Objective
Without the pictures, write out all the lines below exactly as they appear.
# start of Material provided
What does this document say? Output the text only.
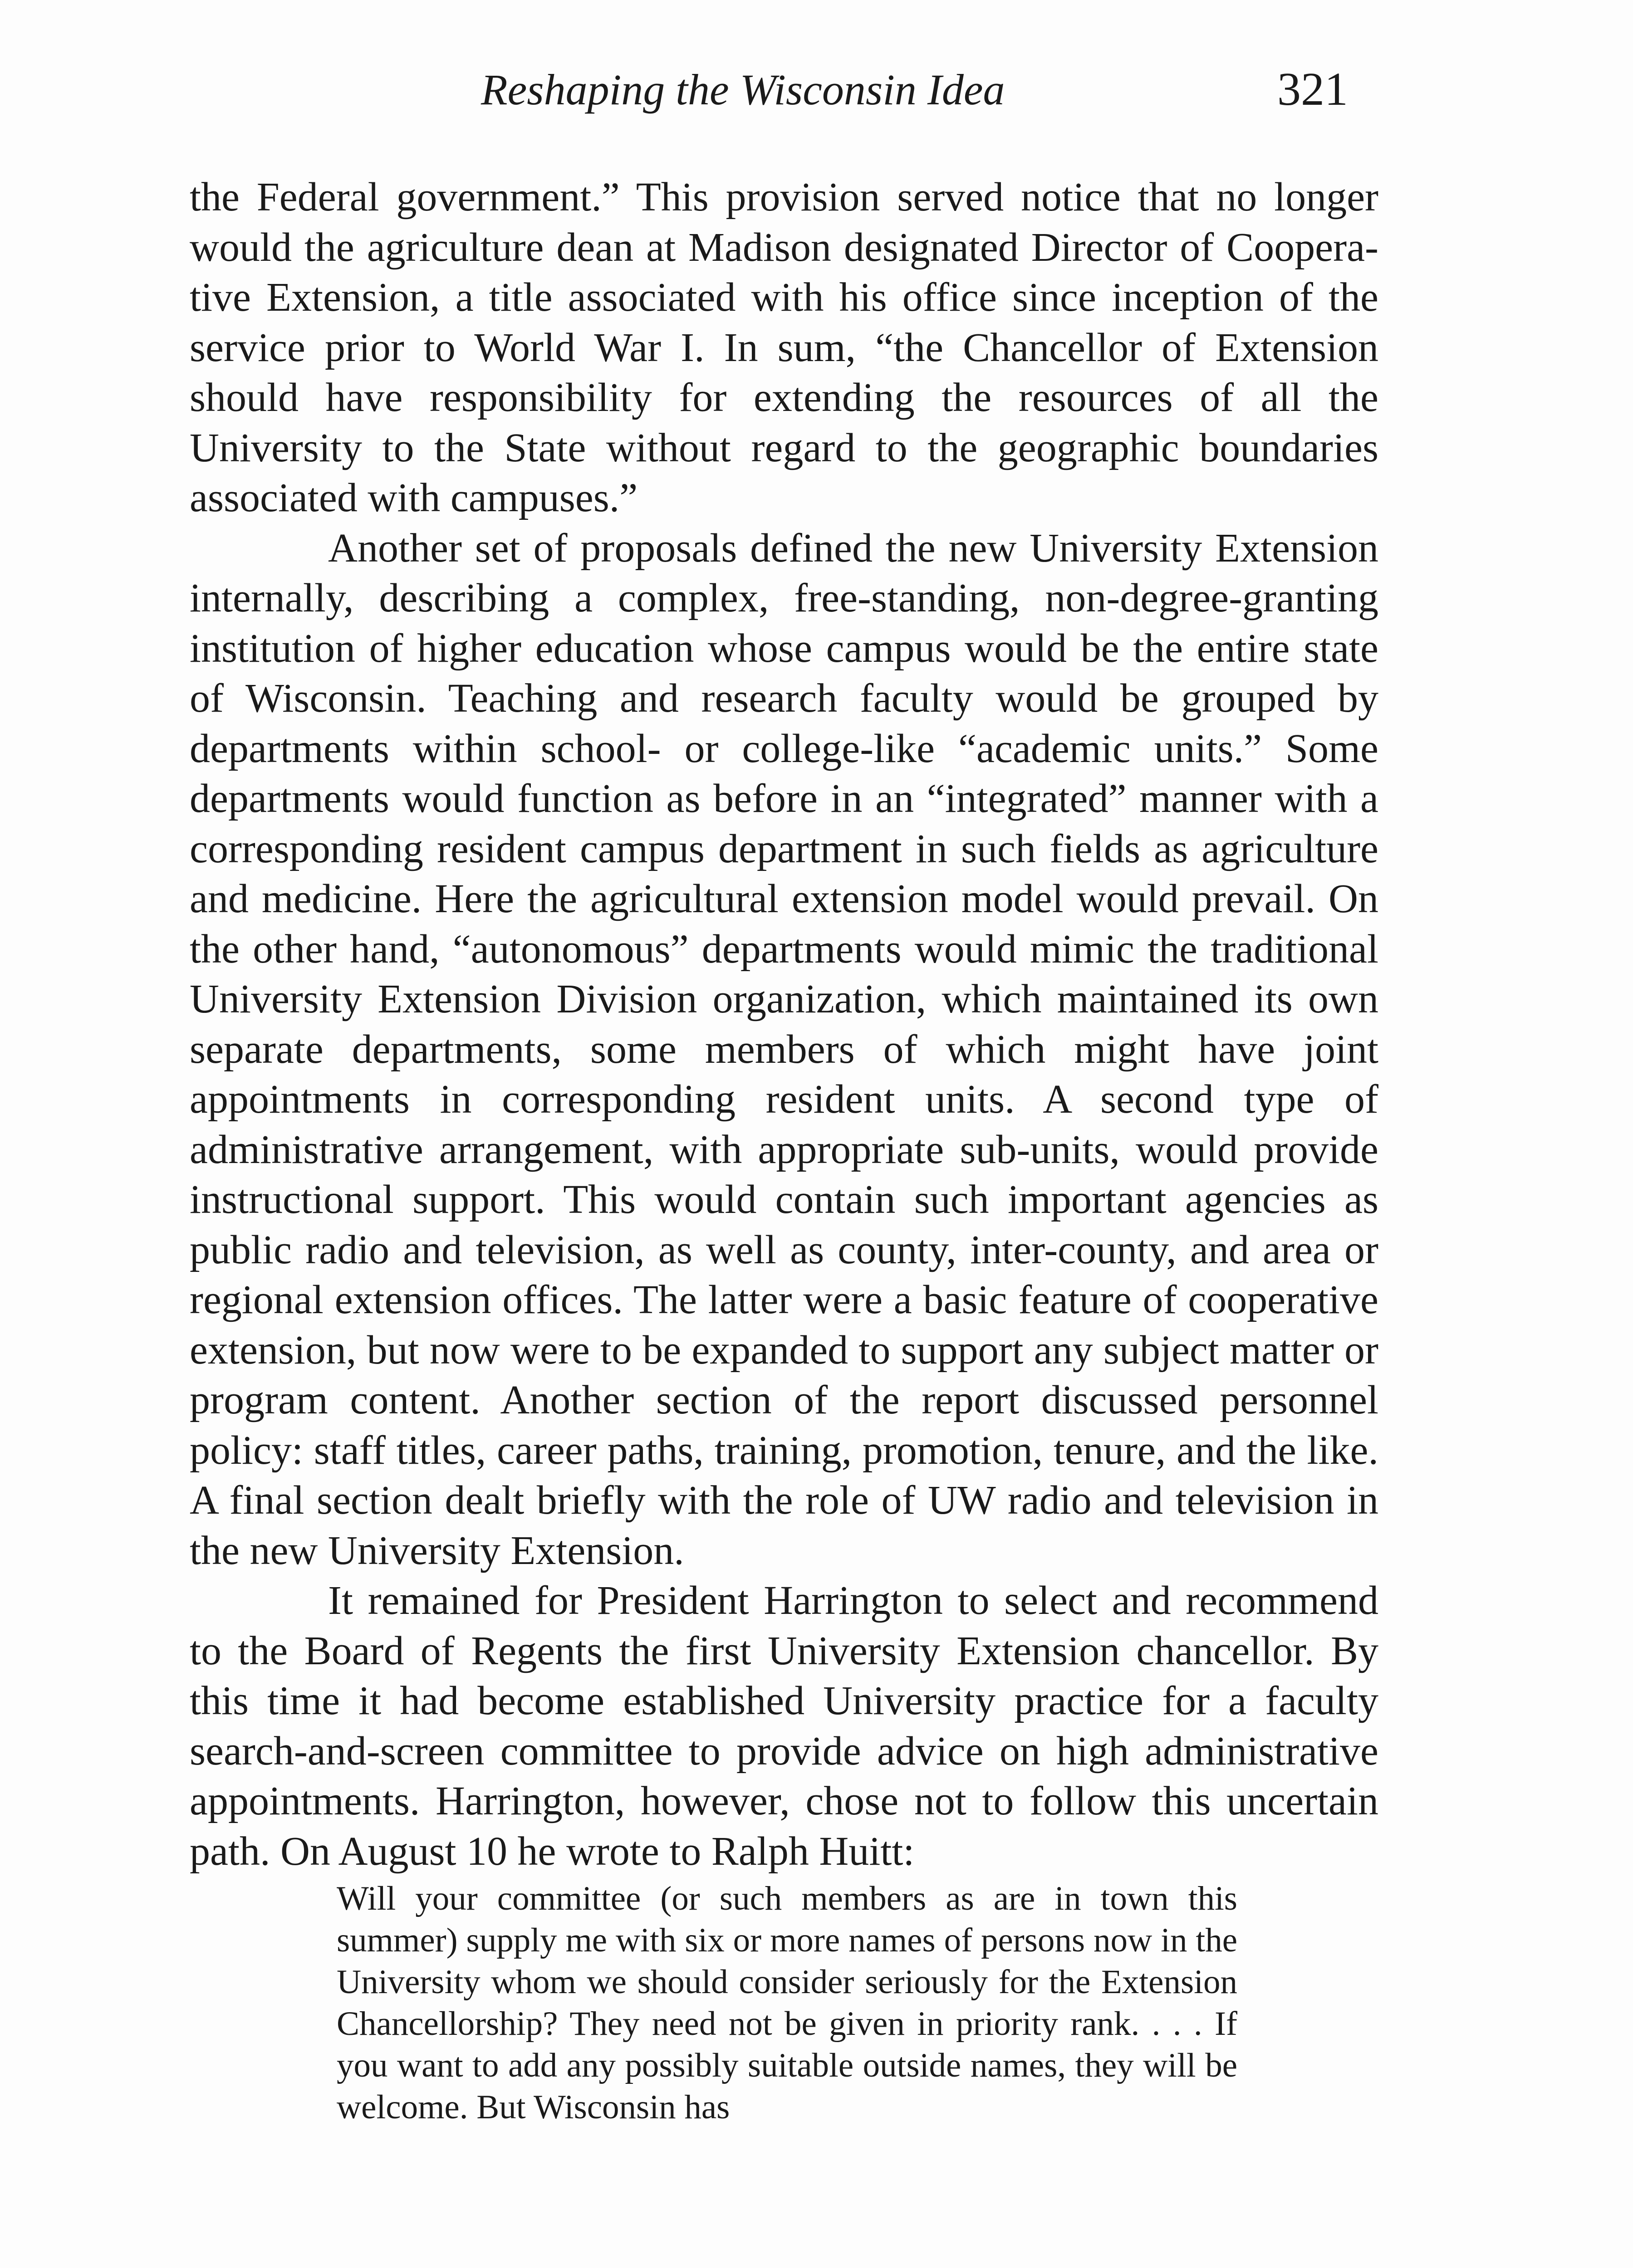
Reshaping the Wisconsin Idea	321

the Federal government.” This provision served notice that no longer would the agriculture dean at Madison designated Director of Coopera-tive Extension, a title associated with his office since inception of the service prior to World War I. In sum, “the Chancellor of Extension should have responsibility for extending the resources of all the University to the State without regard to the geographic boundaries associated with campuses.”

Another set of proposals defined the new University Extension internally, describing a complex, free-standing, non-degree-granting institution of higher education whose campus would be the entire state of Wisconsin. Teaching and research faculty would be grouped by departments within school- or college-like “academic units.” Some departments would function as before in an “integrated” manner with a corresponding resident campus department in such fields as agriculture and medicine. Here the agricultural extension model would prevail. On the other hand, “autonomous” departments would mimic the traditional University Extension Division organization, which maintained its own separate departments, some members of which might have joint appointments in corresponding resident units. A second type of administrative arrangement, with appropriate sub-units, would provide instructional support. This would contain such important agencies as public radio and television, as well as county, inter-county, and area or regional extension offices. The latter were a basic feature of cooperative extension, but now were to be expanded to support any subject matter or program content. Another section of the report discussed personnel policy: staff titles, career paths, training, promotion, tenure, and the like. A final section dealt briefly with the role of UW radio and television in the new University Extension.

It remained for President Harrington to select and recommend to the Board of Regents the first University Extension chancellor. By this time it had become established University practice for a faculty search-and-screen committee to provide advice on high administrative appointments. Harrington, however, chose not to follow this uncertain path. On August 10 he wrote to Ralph Huitt:

Will your committee (or such members as are in town this summer) supply me with six or more names of persons now in the University whom we should consider seriously for the Extension Chancellorship? They need not be given in priority rank. . . . If you want to add any possibly suitable outside names, they will be welcome. But Wisconsin has
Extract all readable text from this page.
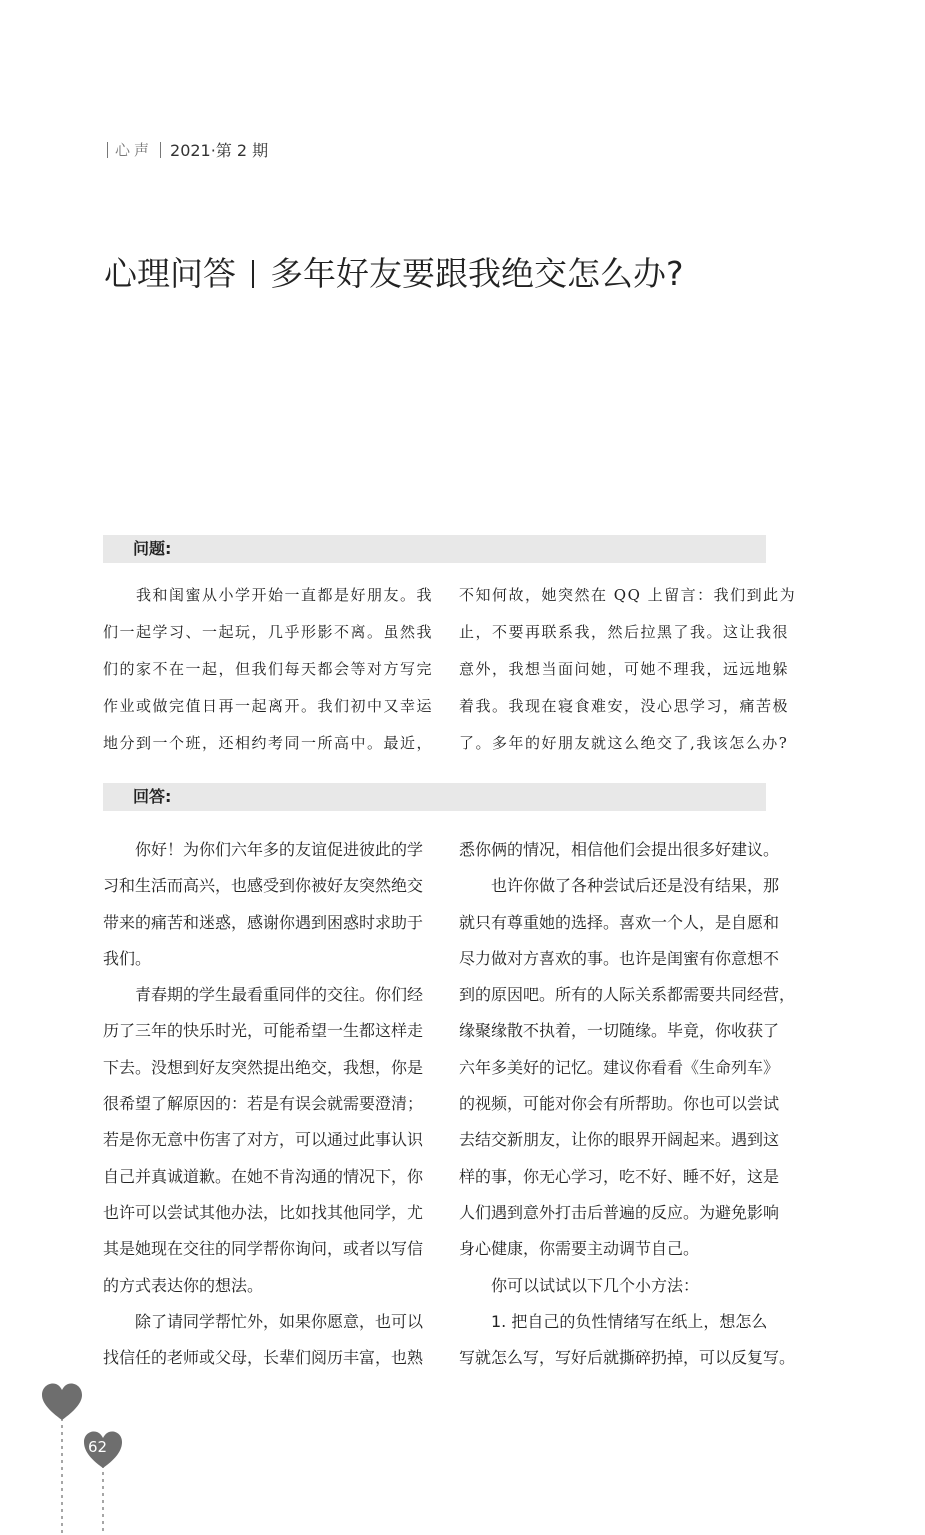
心声 2021·第 2 期
心理问答 多年好友要跟我绝交怎么办?
问题:
　　我和闺蜜从小学开始一直都是好朋友。我
们一起学习、一起玩，几乎形影不离。虽然我
们的家不在一起，但我们每天都会等对方写完
作业或做完值日再一起离开。我们初中又幸运
地分到一个班，还相约考同一所高中。最近，
不知何故，她突然在 QQ 上留言：我们到此为
止，不要再联系我，然后拉黑了我。这让我很
意外，我想当面问她，可她不理我，远远地躲
着我。我现在寝食难安，没心思学习，痛苦极
了。多年的好朋友就这么绝交了,我该怎么办?
回答:
　　你好！为你们六年多的友谊促进彼此的学
习和生活而高兴，也感受到你被好友突然绝交
带来的痛苦和迷惑，感谢你遇到困惑时求助于
我们。
　　青春期的学生最看重同伴的交往。你们经
历了三年的快乐时光，可能希望一生都这样走
下去。没想到好友突然提出绝交，我想，你是
很希望了解原因的：若是有误会就需要澄清；
若是你无意中伤害了对方，可以通过此事认识
自己并真诚道歉。在她不肯沟通的情况下，你
也许可以尝试其他办法，比如找其他同学，尤
其是她现在交往的同学帮你询问，或者以写信
的方式表达你的想法。
　　除了请同学帮忙外，如果你愿意，也可以
找信任的老师或父母，长辈们阅历丰富，也熟
悉你俩的情况，相信他们会提出很多好建议。
　　也许你做了各种尝试后还是没有结果，那
就只有尊重她的选择。喜欢一个人，是自愿和
尽力做对方喜欢的事。也许是闺蜜有你意想不
到的原因吧。所有的人际关系都需要共同经营，
缘聚缘散不执着，一切随缘。毕竟，你收获了
六年多美好的记忆。建议你看看《生命列车》
的视频，可能对你会有所帮助。你也可以尝试
去结交新朋友，让你的眼界开阔起来。遇到这
样的事，你无心学习，吃不好、睡不好，这是
人们遇到意外打击后普遍的反应。为避免影响
身心健康，你需要主动调节自己。
　　你可以试试以下几个小方法：
　　1. 把自己的负性情绪写在纸上，想怎么
写就怎么写，写好后就撕碎扔掉，可以反复写。
62
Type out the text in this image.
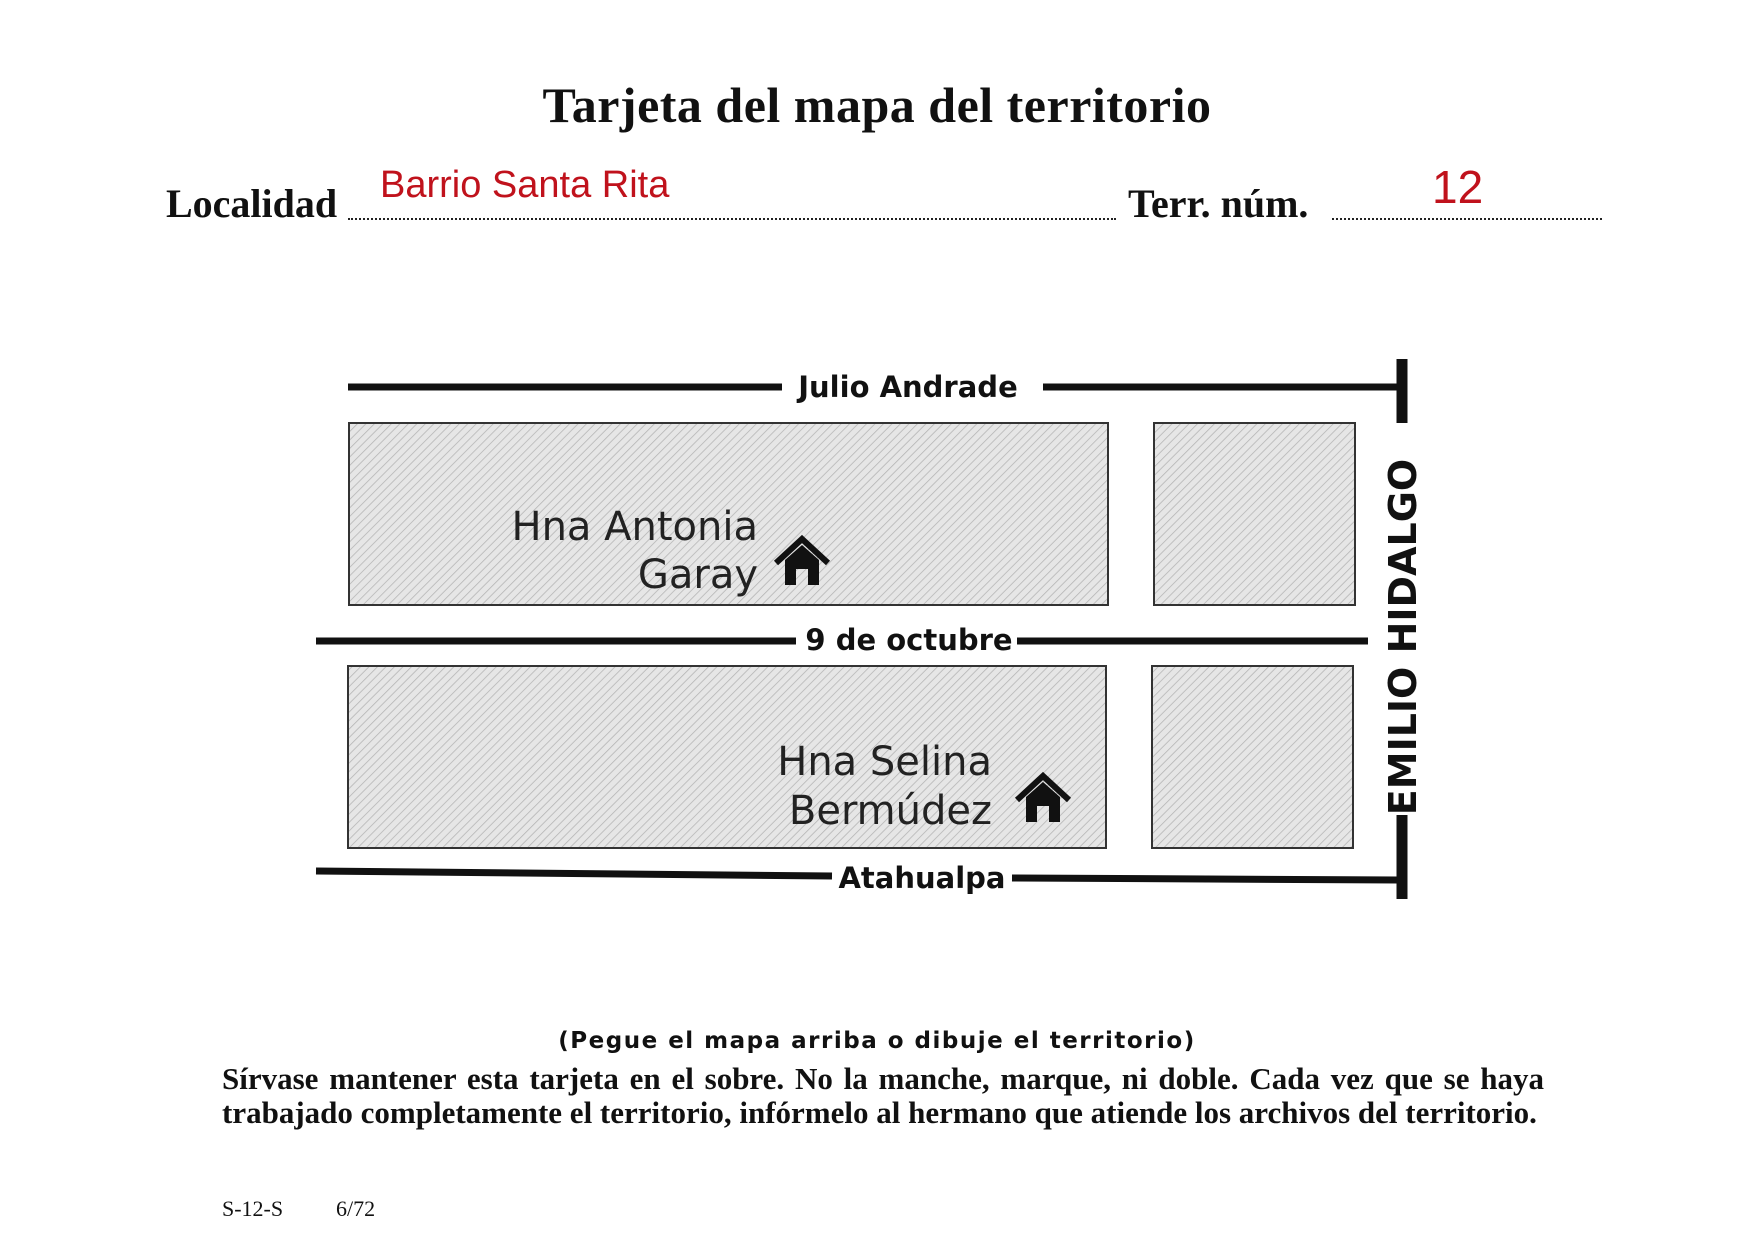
Tarjeta del mapa del territorio
Localidad Barrio Santa Rita	Terr. núm.	12
Julio Andrade
9 de octubre
Atahualpa
EMILIO HIDALGO
Hna Antonia
Garay
Hna Selina
Bermúdez
(Pegue el mapa arriba o dibuje el territorio)

Sírvase mantener esta tarjeta en el sobre. No la manche, marque, ni doble. Cada vez que se haya trabajado completamente el territorio, infórmelo al hermano que atiende los archivos del territorio.

S-12-S 6/72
# end of Material provided
Complete output
What does this document say? Output the text only.
Reshaping the Wisconsin Idea	321

the Federal government.” This provision served notice that no longer would the agriculture dean at Madison designated Director of Coopera-tive Extension, a title associated with his office since inception of the service prior to World War I. In sum, “the Chancellor of Extension should have responsibility for extending the resources of all the University to the State without regard to the geographic boundaries associated with campuses.”

Another set of proposals defined the new University Extension internally, describing a complex, free-standing, non-degree-granting institution of higher education whose campus would be the entire state of Wisconsin. Teaching and research faculty would be grouped by departments within school- or college-like “academic units.” Some departments would function as before in an “integrated” manner with a corresponding resident campus department in such fields as agriculture and medicine. Here the agricultural extension model would prevail. On the other hand, “autonomous” departments would mimic the traditional University Extension Division organization, which maintained its own separate departments, some members of which might have joint appointments in corresponding resident units. A second type of administrative arrangement, with appropriate sub-units, would provide instructional support. This would contain such important agencies as public radio and television, as well as county, inter-county, and area or regional extension offices. The latter were a basic feature of cooperative extension, but now were to be expanded to support any subject matter or program content. Another section of the report discussed personnel policy: staff titles, career paths, training, promotion, tenure, and the like. A final section dealt briefly with the role of UW radio and television in the new University Extension.

It remained for President Harrington to select and recommend to the Board of Regents the first University Extension chancellor. By this time it had become established University practice for a faculty search-and-screen committee to provide advice on high administrative appointments. Harrington, however, chose not to follow this uncertain path. On August 10 he wrote to Ralph Huitt:

Will your committee (or such members as are in town this summer) supply me with six or more names of persons now in the University whom we should consider seriously for the Extension Chancellorship? They need not be given in priority rank. . . . If you want to add any possibly suitable outside names, they will be welcome. But Wisconsin has
Extract all readable text from this page.
心声 2021·第 2 期
心理问答 多年好友要跟我绝交怎么办?
问题:
　　我和闺蜜从小学开始一直都是好朋友。我
们一起学习、一起玩，几乎形影不离。虽然我
们的家不在一起，但我们每天都会等对方写完
作业或做完值日再一起离开。我们初中又幸运
地分到一个班，还相约考同一所高中。最近，
不知何故，她突然在 QQ 上留言：我们到此为
止，不要再联系我，然后拉黑了我。这让我很
意外，我想当面问她，可她不理我，远远地躲
着我。我现在寝食难安，没心思学习，痛苦极
了。多年的好朋友就这么绝交了,我该怎么办?
回答:
　　你好！为你们六年多的友谊促进彼此的学
习和生活而高兴，也感受到你被好友突然绝交
带来的痛苦和迷惑，感谢你遇到困惑时求助于
我们。
　　青春期的学生最看重同伴的交往。你们经
历了三年的快乐时光，可能希望一生都这样走
下去。没想到好友突然提出绝交，我想，你是
很希望了解原因的：若是有误会就需要澄清；
若是你无意中伤害了对方，可以通过此事认识
自己并真诚道歉。在她不肯沟通的情况下，你
也许可以尝试其他办法，比如找其他同学，尤
其是她现在交往的同学帮你询问，或者以写信
的方式表达你的想法。
　　除了请同学帮忙外，如果你愿意，也可以
找信任的老师或父母，长辈们阅历丰富，也熟
悉你俩的情况，相信他们会提出很多好建议。
　　也许你做了各种尝试后还是没有结果，那
就只有尊重她的选择。喜欢一个人，是自愿和
尽力做对方喜欢的事。也许是闺蜜有你意想不
到的原因吧。所有的人际关系都需要共同经营，
缘聚缘散不执着，一切随缘。毕竟，你收获了
六年多美好的记忆。建议你看看《生命列车》
的视频，可能对你会有所帮助。你也可以尝试
去结交新朋友，让你的眼界开阔起来。遇到这
样的事，你无心学习，吃不好、睡不好，这是
人们遇到意外打击后普遍的反应。为避免影响
身心健康，你需要主动调节自己。
　　你可以试试以下几个小方法：
　　1. 把自己的负性情绪写在纸上，想怎么
写就怎么写，写好后就撕碎扔掉，可以反复写。
62
Type out the text in this image.
Tarjeta del mapa del territorio
Localidad Barrio Santa Rita	Terr. núm.	12
Julio Andrade
9 de octubre
Atahualpa
EMILIO HIDALGO
Hna Antonia
Garay
Hna Selina
Bermúdez
(Pegue el mapa arriba o dibuje el territorio)

Sírvase mantener esta tarjeta en el sobre. No la manche, marque, ni doble. Cada vez que se haya trabajado completamente el territorio, infórmelo al hermano que atiende los archivos del territorio.

S-12-S 6/72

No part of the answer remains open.